DATASET RECORDS:
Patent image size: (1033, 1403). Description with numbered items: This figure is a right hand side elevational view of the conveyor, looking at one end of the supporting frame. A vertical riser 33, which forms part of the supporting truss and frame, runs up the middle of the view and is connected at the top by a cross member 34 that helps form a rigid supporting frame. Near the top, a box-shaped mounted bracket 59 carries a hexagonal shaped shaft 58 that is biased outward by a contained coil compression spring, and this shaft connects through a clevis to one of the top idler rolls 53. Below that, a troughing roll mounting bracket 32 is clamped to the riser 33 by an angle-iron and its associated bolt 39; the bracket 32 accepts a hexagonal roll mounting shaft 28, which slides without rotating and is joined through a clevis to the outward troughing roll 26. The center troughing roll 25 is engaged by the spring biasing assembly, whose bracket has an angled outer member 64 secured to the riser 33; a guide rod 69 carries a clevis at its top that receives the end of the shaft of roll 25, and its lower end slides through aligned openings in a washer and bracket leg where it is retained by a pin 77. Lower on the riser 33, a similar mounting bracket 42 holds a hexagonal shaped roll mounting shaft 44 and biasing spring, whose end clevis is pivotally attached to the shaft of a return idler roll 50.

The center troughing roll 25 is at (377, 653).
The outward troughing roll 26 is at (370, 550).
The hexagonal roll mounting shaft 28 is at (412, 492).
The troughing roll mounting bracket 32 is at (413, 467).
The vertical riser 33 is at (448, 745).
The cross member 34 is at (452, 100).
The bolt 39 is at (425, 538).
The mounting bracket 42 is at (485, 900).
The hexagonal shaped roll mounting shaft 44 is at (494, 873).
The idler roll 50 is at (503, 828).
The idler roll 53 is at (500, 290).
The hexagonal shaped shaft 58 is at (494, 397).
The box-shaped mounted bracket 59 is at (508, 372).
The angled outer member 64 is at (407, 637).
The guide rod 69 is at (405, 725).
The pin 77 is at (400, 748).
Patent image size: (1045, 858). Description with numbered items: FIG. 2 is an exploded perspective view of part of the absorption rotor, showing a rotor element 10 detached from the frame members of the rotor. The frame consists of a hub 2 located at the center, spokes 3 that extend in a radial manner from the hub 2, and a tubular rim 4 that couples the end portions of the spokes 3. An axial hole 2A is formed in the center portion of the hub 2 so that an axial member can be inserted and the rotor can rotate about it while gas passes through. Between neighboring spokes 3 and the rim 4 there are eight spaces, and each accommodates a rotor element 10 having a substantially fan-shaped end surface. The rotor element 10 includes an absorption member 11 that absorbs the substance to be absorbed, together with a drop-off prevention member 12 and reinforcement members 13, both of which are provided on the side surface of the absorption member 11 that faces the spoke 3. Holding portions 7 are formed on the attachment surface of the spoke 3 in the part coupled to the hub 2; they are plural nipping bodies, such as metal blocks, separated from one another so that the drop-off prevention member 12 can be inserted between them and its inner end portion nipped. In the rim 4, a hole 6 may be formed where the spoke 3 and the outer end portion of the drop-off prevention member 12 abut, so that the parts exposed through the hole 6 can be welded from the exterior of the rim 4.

PROBLEM: Rewrite all the entries above, replacing "exploded perspective view" with "exploded isometric view" and leaving everything else as it is.

ANSWER TO THE TASK:
Patent image size: (1033, 1403). Description with numbered items: This figure is a right hand side elevational view of the conveyor, looking at one end of the supporting frame. A vertical riser 33, which forms part of the supporting truss and frame, runs up the middle of the view and is connected at the top by a cross member 34 that helps form a rigid supporting frame. Near the top, a box-shaped mounted bracket 59 carries a hexagonal shaped shaft 58 that is biased outward by a contained coil compression spring, and this shaft connects through a clevis to one of the top idler rolls 53. Below that, a troughing roll mounting bracket 32 is clamped to the riser 33 by an angle-iron and its associated bolt 39; the bracket 32 accepts a hexagonal roll mounting shaft 28, which slides without rotating and is joined through a clevis to the outward troughing roll 26. The center troughing roll 25 is engaged by the spring biasing assembly, whose bracket has an angled outer member 64 secured to the riser 33; a guide rod 69 carries a clevis at its top that receives the end of the shaft of roll 25, and its lower end slides through aligned openings in a washer and bracket leg where it is retained by a pin 77. Lower on the riser 33, a similar mounting bracket 42 holds a hexagonal shaped roll mounting shaft 44 and biasing spring, whose end clevis is pivotally attached to the shaft of a return idler roll 50.

The center troughing roll 25 is at (377, 653).
The outward troughing roll 26 is at (370, 550).
The hexagonal roll mounting shaft 28 is at (412, 492).
The troughing roll mounting bracket 32 is at (413, 467).
The vertical riser 33 is at (448, 745).
The cross member 34 is at (452, 100).
The bolt 39 is at (425, 538).
The mounting bracket 42 is at (485, 900).
The hexagonal shaped roll mounting shaft 44 is at (494, 873).
The idler roll 50 is at (503, 828).
The idler roll 53 is at (500, 290).
The hexagonal shaped shaft 58 is at (494, 397).
The box-shaped mounted bracket 59 is at (508, 372).
The angled outer member 64 is at (407, 637).
The guide rod 69 is at (405, 725).
The pin 77 is at (400, 748).
Patent image size: (1045, 858). Description with numbered items: FIG. 2 is an exploded isometric view of part of the absorption rotor, showing a rotor element 10 detached from the frame members of the rotor. The frame consists of a hub 2 located at the center, spokes 3 that extend in a radial manner from the hub 2, and a tubular rim 4 that couples the end portions of the spokes 3. An axial hole 2A is formed in the center portion of the hub 2 so that an axial member can be inserted and the rotor can rotate about it while gas passes through. Between neighboring spokes 3 and the rim 4 there are eight spaces, and each accommodates a rotor element 10 having a substantially fan-shaped end surface. The rotor element 10 includes an absorption member 11 that absorbs the substance to be absorbed, together with a drop-off prevention member 12 and reinforcement members 13, both of which are provided on the side surface of the absorption member 11 that faces the spoke 3. Holding portions 7 are formed on the attachment surface of the spoke 3 in the part coupled to the hub 2; they are plural nipping bodies, such as metal blocks, separated from one another so that the drop-off prevention member 12 can be inserted between them and its inner end portion nipped. In the rim 4, a hole 6 may be formed where the spoke 3 and the outer end portion of the drop-off prevention member 12 abut, so that the parts exposed through the hole 6 can be welded from the exterior of the rim 4.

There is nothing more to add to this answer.